Given request:
In the entries below, find every line holding the string "timecode" and collect it.

Records for processing:
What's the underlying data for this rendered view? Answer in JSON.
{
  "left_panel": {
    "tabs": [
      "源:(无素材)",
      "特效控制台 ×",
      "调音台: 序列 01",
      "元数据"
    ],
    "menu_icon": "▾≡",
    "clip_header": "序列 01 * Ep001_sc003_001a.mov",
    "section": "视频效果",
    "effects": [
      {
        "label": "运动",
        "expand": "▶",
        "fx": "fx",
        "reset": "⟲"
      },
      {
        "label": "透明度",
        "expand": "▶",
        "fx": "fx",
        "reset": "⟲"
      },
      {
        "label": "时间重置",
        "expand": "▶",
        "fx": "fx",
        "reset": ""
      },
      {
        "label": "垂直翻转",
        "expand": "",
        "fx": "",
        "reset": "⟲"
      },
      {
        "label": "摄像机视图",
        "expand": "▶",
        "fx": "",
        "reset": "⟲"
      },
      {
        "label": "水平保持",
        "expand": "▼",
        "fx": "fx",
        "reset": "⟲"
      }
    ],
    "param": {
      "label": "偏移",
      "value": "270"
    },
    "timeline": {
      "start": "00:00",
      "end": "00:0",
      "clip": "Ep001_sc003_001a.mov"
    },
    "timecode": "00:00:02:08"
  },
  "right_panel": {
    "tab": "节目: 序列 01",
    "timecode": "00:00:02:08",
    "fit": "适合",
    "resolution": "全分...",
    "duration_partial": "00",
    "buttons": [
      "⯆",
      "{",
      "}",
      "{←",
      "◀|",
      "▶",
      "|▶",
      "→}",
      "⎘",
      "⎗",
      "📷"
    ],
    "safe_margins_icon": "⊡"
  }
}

Full answer:
    "timecode": "00:00:02:08"
    "timecode": "00:00:02:08",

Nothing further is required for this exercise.